• **Work to be completed**: Restate the entire listing word for word.
..............................
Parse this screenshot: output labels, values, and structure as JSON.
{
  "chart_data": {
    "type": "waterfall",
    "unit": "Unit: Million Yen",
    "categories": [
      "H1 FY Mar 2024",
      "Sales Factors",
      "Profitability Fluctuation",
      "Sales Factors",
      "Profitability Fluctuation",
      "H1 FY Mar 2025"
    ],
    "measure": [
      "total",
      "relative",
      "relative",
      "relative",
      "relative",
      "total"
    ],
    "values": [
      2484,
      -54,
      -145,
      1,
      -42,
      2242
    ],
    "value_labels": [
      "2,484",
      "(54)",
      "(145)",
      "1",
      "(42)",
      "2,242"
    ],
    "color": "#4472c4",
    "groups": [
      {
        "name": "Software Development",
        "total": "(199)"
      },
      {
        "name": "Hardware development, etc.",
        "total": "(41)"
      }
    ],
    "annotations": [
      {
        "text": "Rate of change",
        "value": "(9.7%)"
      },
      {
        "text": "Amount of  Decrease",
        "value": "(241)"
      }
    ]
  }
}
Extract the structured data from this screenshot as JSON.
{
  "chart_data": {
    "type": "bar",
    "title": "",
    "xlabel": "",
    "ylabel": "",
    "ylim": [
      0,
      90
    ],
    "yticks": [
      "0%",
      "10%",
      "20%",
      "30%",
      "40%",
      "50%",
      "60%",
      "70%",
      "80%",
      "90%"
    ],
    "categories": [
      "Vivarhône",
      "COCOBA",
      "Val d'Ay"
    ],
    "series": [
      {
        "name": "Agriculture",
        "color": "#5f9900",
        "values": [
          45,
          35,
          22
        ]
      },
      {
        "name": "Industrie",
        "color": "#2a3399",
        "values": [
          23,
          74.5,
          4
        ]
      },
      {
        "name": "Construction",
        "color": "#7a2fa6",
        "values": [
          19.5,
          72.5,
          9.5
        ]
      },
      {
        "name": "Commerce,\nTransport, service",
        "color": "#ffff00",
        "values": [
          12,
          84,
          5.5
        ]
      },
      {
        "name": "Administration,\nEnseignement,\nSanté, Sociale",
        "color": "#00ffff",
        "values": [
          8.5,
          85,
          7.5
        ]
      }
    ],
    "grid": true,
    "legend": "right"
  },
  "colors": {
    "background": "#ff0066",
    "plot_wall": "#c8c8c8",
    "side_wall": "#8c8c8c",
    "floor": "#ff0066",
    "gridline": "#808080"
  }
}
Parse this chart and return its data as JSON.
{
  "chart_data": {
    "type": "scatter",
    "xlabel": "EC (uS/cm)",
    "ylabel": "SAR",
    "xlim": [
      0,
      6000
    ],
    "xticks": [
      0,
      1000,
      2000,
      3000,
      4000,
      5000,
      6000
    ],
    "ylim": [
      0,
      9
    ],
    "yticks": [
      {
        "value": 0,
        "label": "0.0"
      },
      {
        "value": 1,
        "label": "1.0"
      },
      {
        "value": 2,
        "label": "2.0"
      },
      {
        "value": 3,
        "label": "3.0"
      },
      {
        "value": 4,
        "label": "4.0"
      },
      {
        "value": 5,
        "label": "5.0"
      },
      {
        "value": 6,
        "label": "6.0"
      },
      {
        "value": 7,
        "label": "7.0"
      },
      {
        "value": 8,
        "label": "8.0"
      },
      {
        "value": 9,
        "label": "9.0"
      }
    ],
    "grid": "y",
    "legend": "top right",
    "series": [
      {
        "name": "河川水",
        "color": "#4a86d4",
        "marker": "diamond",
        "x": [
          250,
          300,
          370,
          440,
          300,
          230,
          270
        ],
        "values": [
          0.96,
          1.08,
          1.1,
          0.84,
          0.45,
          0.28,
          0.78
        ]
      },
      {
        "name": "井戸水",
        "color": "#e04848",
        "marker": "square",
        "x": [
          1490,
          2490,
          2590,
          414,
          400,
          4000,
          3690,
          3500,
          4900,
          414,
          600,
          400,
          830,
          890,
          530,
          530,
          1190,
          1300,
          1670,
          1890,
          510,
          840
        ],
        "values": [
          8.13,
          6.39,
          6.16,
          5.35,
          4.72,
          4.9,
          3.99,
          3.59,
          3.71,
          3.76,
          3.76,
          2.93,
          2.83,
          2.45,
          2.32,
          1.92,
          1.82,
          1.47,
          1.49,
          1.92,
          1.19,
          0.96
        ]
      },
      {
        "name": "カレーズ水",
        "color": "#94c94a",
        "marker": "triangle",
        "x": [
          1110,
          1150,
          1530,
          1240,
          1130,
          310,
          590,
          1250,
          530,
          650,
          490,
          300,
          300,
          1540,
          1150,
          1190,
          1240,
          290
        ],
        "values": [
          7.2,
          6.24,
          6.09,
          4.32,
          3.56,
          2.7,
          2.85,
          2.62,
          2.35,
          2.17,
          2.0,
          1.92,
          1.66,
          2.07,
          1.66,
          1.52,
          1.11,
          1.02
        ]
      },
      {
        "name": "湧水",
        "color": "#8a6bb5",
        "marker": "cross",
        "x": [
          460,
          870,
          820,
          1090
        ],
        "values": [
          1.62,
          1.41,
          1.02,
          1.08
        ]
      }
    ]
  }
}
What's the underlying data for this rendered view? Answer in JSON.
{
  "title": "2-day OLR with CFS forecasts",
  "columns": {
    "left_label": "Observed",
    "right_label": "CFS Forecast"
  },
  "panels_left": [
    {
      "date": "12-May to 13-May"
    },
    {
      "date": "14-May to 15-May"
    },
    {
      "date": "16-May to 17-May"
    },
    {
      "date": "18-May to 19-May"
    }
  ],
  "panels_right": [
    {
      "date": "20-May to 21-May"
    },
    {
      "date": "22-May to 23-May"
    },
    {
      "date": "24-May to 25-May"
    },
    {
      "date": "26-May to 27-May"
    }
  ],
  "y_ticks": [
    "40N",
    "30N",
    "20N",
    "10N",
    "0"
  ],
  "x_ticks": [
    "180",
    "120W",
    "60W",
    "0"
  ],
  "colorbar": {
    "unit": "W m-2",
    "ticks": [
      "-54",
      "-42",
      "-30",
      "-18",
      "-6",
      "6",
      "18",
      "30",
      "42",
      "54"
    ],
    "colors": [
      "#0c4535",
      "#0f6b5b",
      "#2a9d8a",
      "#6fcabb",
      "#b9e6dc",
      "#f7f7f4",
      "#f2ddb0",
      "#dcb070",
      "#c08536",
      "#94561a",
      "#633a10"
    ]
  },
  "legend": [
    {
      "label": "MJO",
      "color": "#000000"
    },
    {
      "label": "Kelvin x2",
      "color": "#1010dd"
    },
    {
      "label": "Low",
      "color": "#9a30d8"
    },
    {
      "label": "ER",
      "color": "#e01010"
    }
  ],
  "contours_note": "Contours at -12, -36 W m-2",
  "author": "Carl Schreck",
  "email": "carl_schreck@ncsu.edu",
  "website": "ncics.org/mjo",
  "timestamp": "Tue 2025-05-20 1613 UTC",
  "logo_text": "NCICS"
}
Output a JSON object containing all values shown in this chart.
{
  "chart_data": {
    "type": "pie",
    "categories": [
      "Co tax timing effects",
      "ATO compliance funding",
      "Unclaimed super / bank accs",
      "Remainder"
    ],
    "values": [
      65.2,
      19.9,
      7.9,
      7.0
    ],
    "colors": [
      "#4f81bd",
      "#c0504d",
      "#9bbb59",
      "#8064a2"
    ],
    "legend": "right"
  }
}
..............................
• **Complete response**:
Parse this screenshot: output labels, values, and structure as JSON.
{
  "chart_data": {
    "type": "waterfall",
    "unit": "Unit: Million Yen",
    "categories": [
      "H1 FY Mar 2024",
      "Sales Factors",
      "Profitability Fluctuation",
      "Sales Factors",
      "Profitability Fluctuation",
      "H1 FY Mar 2025"
    ],
    "measure": [
      "total",
      "relative",
      "relative",
      "relative",
      "relative",
      "total"
    ],
    "values": [
      2484,
      -54,
      -145,
      1,
      -42,
      2242
    ],
    "value_labels": [
      "2,484",
      "(54)",
      "(145)",
      "1",
      "(42)",
      "2,242"
    ],
    "color": "#4472c4",
    "groups": [
      {
        "name": "Software Development",
        "total": "(199)"
      },
      {
        "name": "Hardware development, etc.",
        "total": "(41)"
      }
    ],
    "annotations": [
      {
        "text": "Rate of change",
        "value": "(9.7%)"
      },
      {
        "text": "Amount of  Decrease",
        "value": "(241)"
      }
    ]
  }
}
Extract the structured data from this screenshot as JSON.
{
  "chart_data": {
    "type": "bar",
    "title": "",
    "xlabel": "",
    "ylabel": "",
    "ylim": [
      0,
      90
    ],
    "yticks": [
      "0%",
      "10%",
      "20%",
      "30%",
      "40%",
      "50%",
      "60%",
      "70%",
      "80%",
      "90%"
    ],
    "categories": [
      "Vivarhône",
      "COCOBA",
      "Val d'Ay"
    ],
    "series": [
      {
        "name": "Agriculture",
        "color": "#5f9900",
        "values": [
          45,
          35,
          22
        ]
      },
      {
        "name": "Industrie",
        "color": "#2a3399",
        "values": [
          23,
          74.5,
          4
        ]
      },
      {
        "name": "Construction",
        "color": "#7a2fa6",
        "values": [
          19.5,
          72.5,
          9.5
        ]
      },
      {
        "name": "Commerce,\nTransport, service",
        "color": "#ffff00",
        "values": [
          12,
          84,
          5.5
        ]
      },
      {
        "name": "Administration,\nEnseignement,\nSanté, Sociale",
        "color": "#00ffff",
        "values": [
          8.5,
          85,
          7.5
        ]
      }
    ],
    "grid": true,
    "legend": "right"
  },
  "colors": {
    "background": "#ff0066",
    "plot_wall": "#c8c8c8",
    "side_wall": "#8c8c8c",
    "floor": "#ff0066",
    "gridline": "#808080"
  }
}
Parse this chart and return its data as JSON.
{
  "chart_data": {
    "type": "scatter",
    "xlabel": "EC (uS/cm)",
    "ylabel": "SAR",
    "xlim": [
      0,
      6000
    ],
    "xticks": [
      0,
      1000,
      2000,
      3000,
      4000,
      5000,
      6000
    ],
    "ylim": [
      0,
      9
    ],
    "yticks": [
      {
        "value": 0,
        "label": "0.0"
      },
      {
        "value": 1,
        "label": "1.0"
      },
      {
        "value": 2,
        "label": "2.0"
      },
      {
        "value": 3,
        "label": "3.0"
      },
      {
        "value": 4,
        "label": "4.0"
      },
      {
        "value": 5,
        "label": "5.0"
      },
      {
        "value": 6,
        "label": "6.0"
      },
      {
        "value": 7,
        "label": "7.0"
      },
      {
        "value": 8,
        "label": "8.0"
      },
      {
        "value": 9,
        "label": "9.0"
      }
    ],
    "grid": "y",
    "legend": "top right",
    "series": [
      {
        "name": "河川水",
        "color": "#4a86d4",
        "marker": "diamond",
        "x": [
          250,
          300,
          370,
          440,
          300,
          230,
          270
        ],
        "values": [
          0.96,
          1.08,
          1.1,
          0.84,
          0.45,
          0.28,
          0.78
        ]
      },
      {
        "name": "井戸水",
        "color": "#e04848",
        "marker": "square",
        "x": [
          1490,
          2490,
          2590,
          414,
          400,
          4000,
          3690,
          3500,
          4900,
          414,
          600,
          400,
          830,
          890,
          530,
          530,
          1190,
          1300,
          1670,
          1890,
          510,
          840
        ],
        "values": [
          8.13,
          6.39,
          6.16,
          5.35,
          4.72,
          4.9,
          3.99,
          3.59,
          3.71,
          3.76,
          3.76,
          2.93,
          2.83,
          2.45,
          2.32,
          1.92,
          1.82,
          1.47,
          1.49,
          1.92,
          1.19,
          0.96
        ]
      },
      {
        "name": "カレーズ水",
        "color": "#94c94a",
        "marker": "triangle",
        "x": [
          1110,
          1150,
          1530,
          1240,
          1130,
          310,
          590,
          1250,
          530,
          650,
          490,
          300,
          300,
          1540,
          1150,
          1190,
          1240,
          290
        ],
        "values": [
          7.2,
          6.24,
          6.09,
          4.32,
          3.56,
          2.7,
          2.85,
          2.62,
          2.35,
          2.17,
          2.0,
          1.92,
          1.66,
          2.07,
          1.66,
          1.52,
          1.11,
          1.02
        ]
      },
      {
        "name": "湧水",
        "color": "#8a6bb5",
        "marker": "cross",
        "x": [
          460,
          870,
          820,
          1090
        ],
        "values": [
          1.62,
          1.41,
          1.02,
          1.08
        ]
      }
    ]
  }
}
What's the underlying data for this rendered view? Answer in JSON.
{
  "title": "2-day OLR with CFS forecasts",
  "columns": {
    "left_label": "Observed",
    "right_label": "CFS Forecast"
  },
  "panels_left": [
    {
      "date": "12-May to 13-May"
    },
    {
      "date": "14-May to 15-May"
    },
    {
      "date": "16-May to 17-May"
    },
    {
      "date": "18-May to 19-May"
    }
  ],
  "panels_right": [
    {
      "date": "20-May to 21-May"
    },
    {
      "date": "22-May to 23-May"
    },
    {
      "date": "24-May to 25-May"
    },
    {
      "date": "26-May to 27-May"
    }
  ],
  "y_ticks": [
    "40N",
    "30N",
    "20N",
    "10N",
    "0"
  ],
  "x_ticks": [
    "180",
    "120W",
    "60W",
    "0"
  ],
  "colorbar": {
    "unit": "W m-2",
    "ticks": [
      "-54",
      "-42",
      "-30",
      "-18",
      "-6",
      "6",
      "18",
      "30",
      "42",
      "54"
    ],
    "colors": [
      "#0c4535",
      "#0f6b5b",
      "#2a9d8a",
      "#6fcabb",
      "#b9e6dc",
      "#f7f7f4",
      "#f2ddb0",
      "#dcb070",
      "#c08536",
      "#94561a",
      "#633a10"
    ]
  },
  "legend": [
    {
      "label": "MJO",
      "color": "#000000"
    },
    {
      "label": "Kelvin x2",
      "color": "#1010dd"
    },
    {
      "label": "Low",
      "color": "#9a30d8"
    },
    {
      "label": "ER",
      "color": "#e01010"
    }
  ],
  "contours_note": "Contours at -12, -36 W m-2",
  "author": "Carl Schreck",
  "email": "carl_schreck@ncsu.edu",
  "website": "ncics.org/mjo",
  "timestamp": "Tue 2025-05-20 1613 UTC",
  "logo_text": "NCICS"
}
Output a JSON object containing all values shown in this chart.
{
  "chart_data": {
    "type": "pie",
    "categories": [
      "Co tax timing effects",
      "ATO compliance funding",
      "Unclaimed super / bank accs",
      "Remainder"
    ],
    "values": [
      65.2,
      19.9,
      7.9,
      7.0
    ],
    "colors": [
      "#4f81bd",
      "#c0504d",
      "#9bbb59",
      "#8064a2"
    ],
    "legend": "right"
  }
}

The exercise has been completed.